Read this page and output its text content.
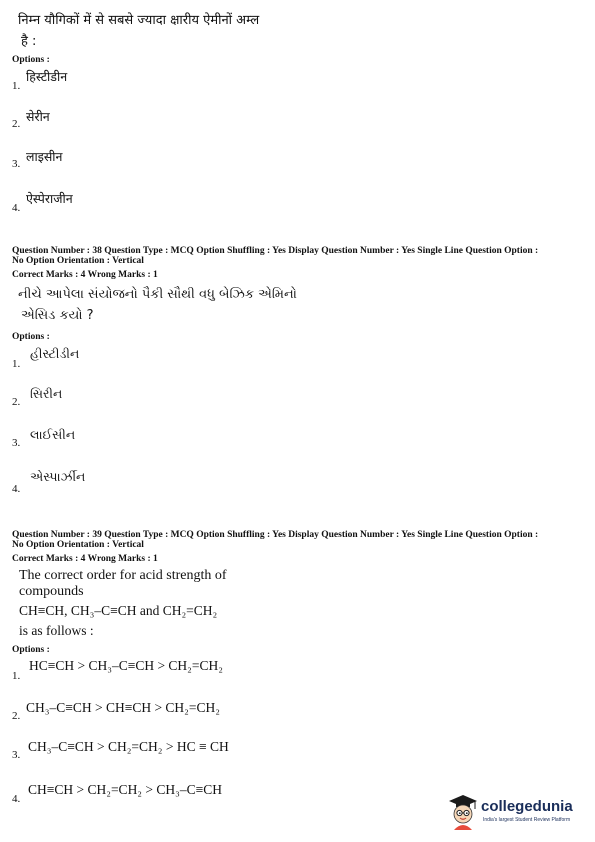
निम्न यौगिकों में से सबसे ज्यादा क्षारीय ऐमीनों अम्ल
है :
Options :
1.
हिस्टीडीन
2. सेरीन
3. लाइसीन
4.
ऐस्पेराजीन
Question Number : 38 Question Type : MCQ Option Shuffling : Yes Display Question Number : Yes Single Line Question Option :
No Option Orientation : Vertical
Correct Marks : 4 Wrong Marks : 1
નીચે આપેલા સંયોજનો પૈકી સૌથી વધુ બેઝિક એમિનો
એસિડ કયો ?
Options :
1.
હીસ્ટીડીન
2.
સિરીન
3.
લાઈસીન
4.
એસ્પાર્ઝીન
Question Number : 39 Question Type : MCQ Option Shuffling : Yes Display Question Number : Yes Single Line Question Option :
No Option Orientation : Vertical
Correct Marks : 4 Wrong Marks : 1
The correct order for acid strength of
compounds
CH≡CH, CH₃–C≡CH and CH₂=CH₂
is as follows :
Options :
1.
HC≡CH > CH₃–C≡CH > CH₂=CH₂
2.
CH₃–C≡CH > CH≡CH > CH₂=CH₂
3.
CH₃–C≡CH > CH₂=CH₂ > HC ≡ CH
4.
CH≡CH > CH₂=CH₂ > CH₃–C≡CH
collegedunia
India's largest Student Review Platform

========================

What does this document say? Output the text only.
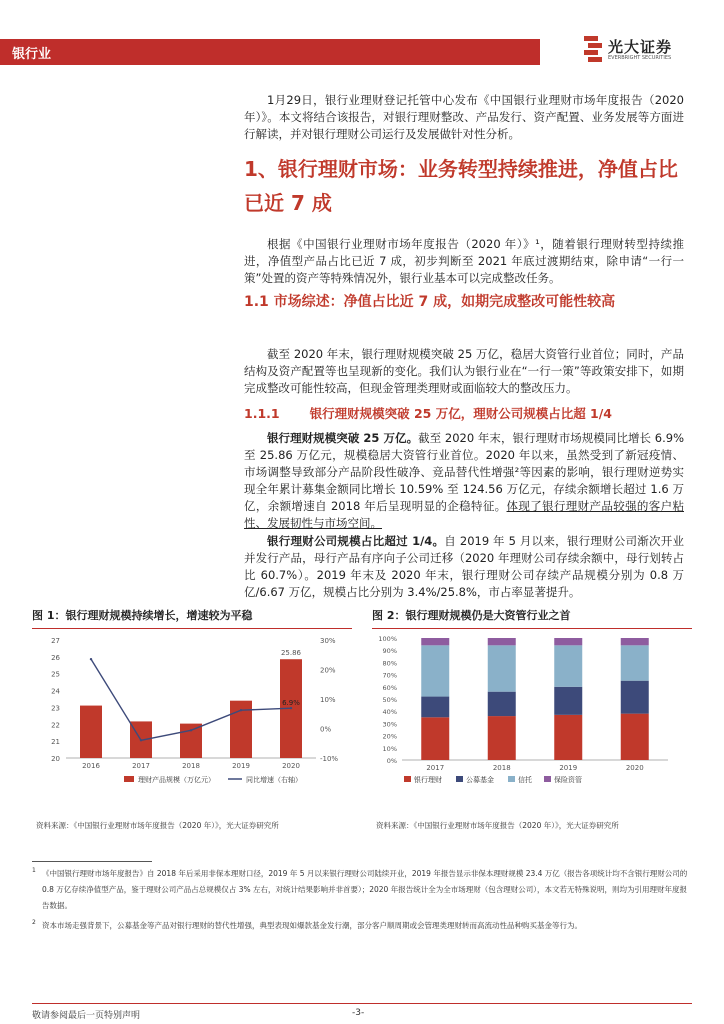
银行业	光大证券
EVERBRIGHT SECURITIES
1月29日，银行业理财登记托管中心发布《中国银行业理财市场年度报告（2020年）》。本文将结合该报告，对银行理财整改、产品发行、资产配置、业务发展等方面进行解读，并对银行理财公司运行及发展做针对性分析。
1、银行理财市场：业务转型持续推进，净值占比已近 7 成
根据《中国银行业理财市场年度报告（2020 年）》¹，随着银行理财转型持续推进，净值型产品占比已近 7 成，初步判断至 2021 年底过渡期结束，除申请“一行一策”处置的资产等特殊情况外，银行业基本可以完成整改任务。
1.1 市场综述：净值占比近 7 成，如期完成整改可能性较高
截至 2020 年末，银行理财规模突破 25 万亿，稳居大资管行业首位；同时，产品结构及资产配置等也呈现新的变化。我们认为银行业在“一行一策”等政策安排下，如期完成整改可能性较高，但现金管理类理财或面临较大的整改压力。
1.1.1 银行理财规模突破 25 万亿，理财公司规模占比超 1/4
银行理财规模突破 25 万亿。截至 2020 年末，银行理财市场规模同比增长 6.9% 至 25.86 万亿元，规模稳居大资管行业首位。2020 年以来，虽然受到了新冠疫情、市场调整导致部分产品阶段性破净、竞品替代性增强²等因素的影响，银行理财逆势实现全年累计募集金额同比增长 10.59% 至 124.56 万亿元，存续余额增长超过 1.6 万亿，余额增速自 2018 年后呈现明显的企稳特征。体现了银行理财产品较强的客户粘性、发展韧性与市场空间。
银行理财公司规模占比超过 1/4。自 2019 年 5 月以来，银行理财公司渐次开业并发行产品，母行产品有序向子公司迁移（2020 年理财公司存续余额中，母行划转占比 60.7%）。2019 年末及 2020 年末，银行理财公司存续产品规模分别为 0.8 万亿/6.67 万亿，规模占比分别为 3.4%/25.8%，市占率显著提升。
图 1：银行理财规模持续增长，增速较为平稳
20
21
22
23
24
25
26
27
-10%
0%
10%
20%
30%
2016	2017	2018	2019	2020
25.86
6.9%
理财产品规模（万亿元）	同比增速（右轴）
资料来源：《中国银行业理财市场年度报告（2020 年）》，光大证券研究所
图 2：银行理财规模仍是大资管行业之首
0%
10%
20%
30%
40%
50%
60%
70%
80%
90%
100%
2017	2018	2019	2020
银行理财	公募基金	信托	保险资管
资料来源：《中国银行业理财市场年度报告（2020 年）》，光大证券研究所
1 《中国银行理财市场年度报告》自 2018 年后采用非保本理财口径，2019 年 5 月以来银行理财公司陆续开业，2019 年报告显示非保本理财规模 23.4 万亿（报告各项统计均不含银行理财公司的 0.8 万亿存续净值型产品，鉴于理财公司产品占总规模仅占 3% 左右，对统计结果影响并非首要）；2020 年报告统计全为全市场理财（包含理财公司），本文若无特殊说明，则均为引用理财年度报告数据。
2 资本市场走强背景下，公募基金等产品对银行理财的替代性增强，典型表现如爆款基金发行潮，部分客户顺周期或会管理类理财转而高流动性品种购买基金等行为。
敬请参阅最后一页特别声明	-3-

========================

**WHAT THIS TASK INVOLVES**
Check every line for "text" and show the ones that have it.

**PROBLEM SOLUTION**
Read this page and output its text content.
What does this document say? Output the text only.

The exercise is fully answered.